What is required -
Pick out all lines in the listing holding the string "rsatilsin" and copy them.

Supplied data -
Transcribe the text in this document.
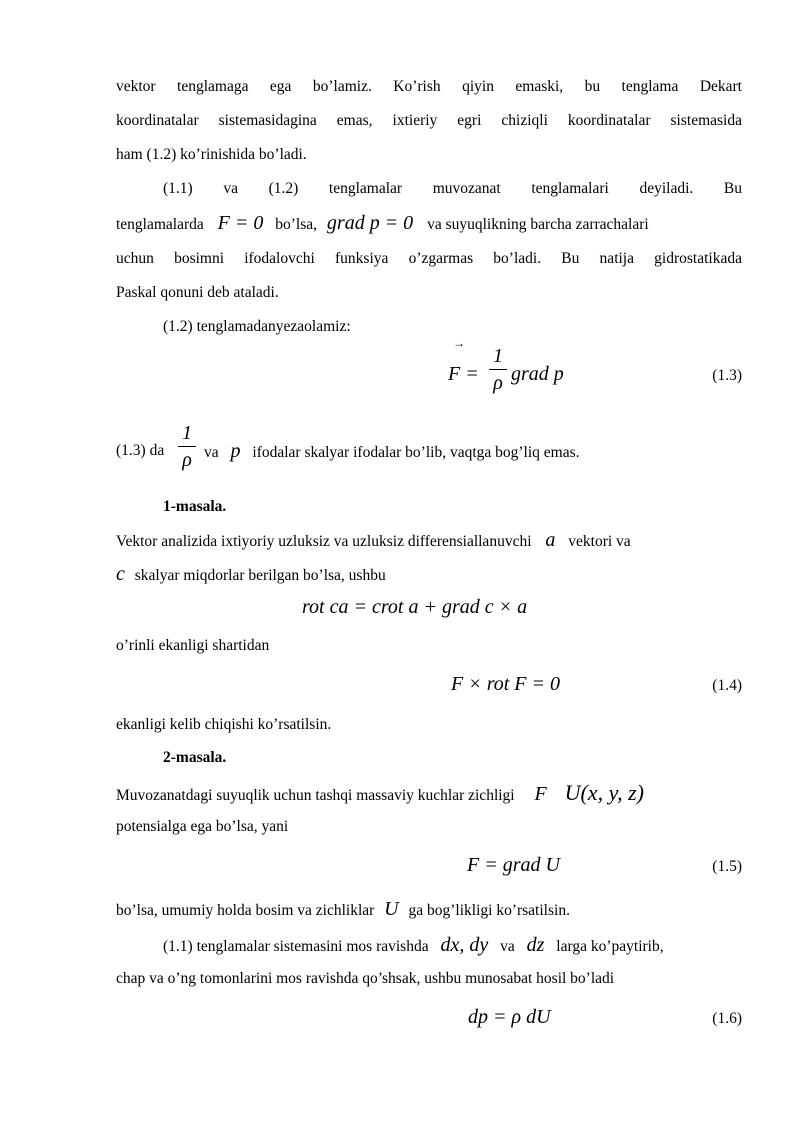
vektor tenglamaga ega bo’lamiz. Ko’rish qiyin emaski, bu tenglama Dekart
koordinatalar sistemasidagina emas, ixtieriy egri chiziqli koordinatalar sistemasida
ham (1.2) ko’rinishida bo’ladi.
(1.1) va (1.2) tenglamalar muvozanat tenglamalari deyiladi. Bu
tenglamalarda F = 0 bo’lsa, grad p = 0 va suyuqlikning barcha zarrachalari
uchun bosimni ifodalovchi funksiya o’zgarmas bo’ladi. Bu natija gidrostatikada
Paskal qonuni deb ataladi.
(1.2) tenglamadanyezaolamiz:
→
F =
1
ρ grad p	(1.3)
(1.3) da
1
ρ va p ifodalar skalyar ifodalar bo’lib, vaqtga bog’liq emas.
1-masala.
Vektor analizida ixtiyoriy uzluksiz va uzluksiz differensiallanuvchi a vektori va
c skalyar miqdorlar berilgan bo’lsa, ushbu
rot ca = crot a + grad c × a
o’rinli ekanligi shartidan
F × rot F = 0	(1.4)
ekanligi kelib chiqishi ko’rsatilsin.
2-masala.
Muvozanatdagi suyuqlik uchun tashqi massaviy kuchlar zichligi F U(x, y, z)
potensialga ega bo’lsa, yani
F = grad U	(1.5)
bo’lsa, umumiy holda bosim va zichliklar U ga bog’likligi ko’rsatilsin.
(1.1) tenglamalar sistemasini mos ravishda dx, dy va dz larga ko’paytirib,
chap va o’ng tomonlarini mos ravishda qo’shsak, ushbu munosabat hosil bo’ladi
dp = ρ dU	(1.6)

Expected output -
ekanligi kelib chiqishi ko’rsatilsin.
bo’lsa, umumiy holda bosim va zichliklar U ga bog’likligi ko’rsatilsin.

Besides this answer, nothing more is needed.